■ **RECORDS SUPPLIED**
__________
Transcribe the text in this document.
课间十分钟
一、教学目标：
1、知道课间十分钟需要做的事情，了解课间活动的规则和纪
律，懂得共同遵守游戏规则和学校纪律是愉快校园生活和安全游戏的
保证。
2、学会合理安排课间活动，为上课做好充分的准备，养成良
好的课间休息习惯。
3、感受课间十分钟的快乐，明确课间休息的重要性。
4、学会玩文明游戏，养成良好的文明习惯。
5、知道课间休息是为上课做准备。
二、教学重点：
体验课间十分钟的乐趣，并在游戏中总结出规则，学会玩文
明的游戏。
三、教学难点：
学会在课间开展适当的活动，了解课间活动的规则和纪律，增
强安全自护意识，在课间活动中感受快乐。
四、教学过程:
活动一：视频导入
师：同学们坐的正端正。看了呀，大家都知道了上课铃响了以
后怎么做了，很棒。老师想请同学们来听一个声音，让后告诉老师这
__________
■ **TASK DETAILS**
Write every entry out again exactly.

■ **THE COMPLETED TASK**
Transcribe the text in this document.
课间十分钟
一、教学目标：
1、知道课间十分钟需要做的事情，了解课间活动的规则和纪
律，懂得共同遵守游戏规则和学校纪律是愉快校园生活和安全游戏的
保证。
2、学会合理安排课间活动，为上课做好充分的准备，养成良
好的课间休息习惯。
3、感受课间十分钟的快乐，明确课间休息的重要性。
4、学会玩文明游戏，养成良好的文明习惯。
5、知道课间休息是为上课做准备。
二、教学重点：
体验课间十分钟的乐趣，并在游戏中总结出规则，学会玩文
明的游戏。
三、教学难点：
学会在课间开展适当的活动，了解课间活动的规则和纪律，增
强安全自护意识，在课间活动中感受快乐。
四、教学过程:
活动一：视频导入
师：同学们坐的正端正。看了呀，大家都知道了上课铃响了以
后怎么做了，很棒。老师想请同学们来听一个声音，让后告诉老师这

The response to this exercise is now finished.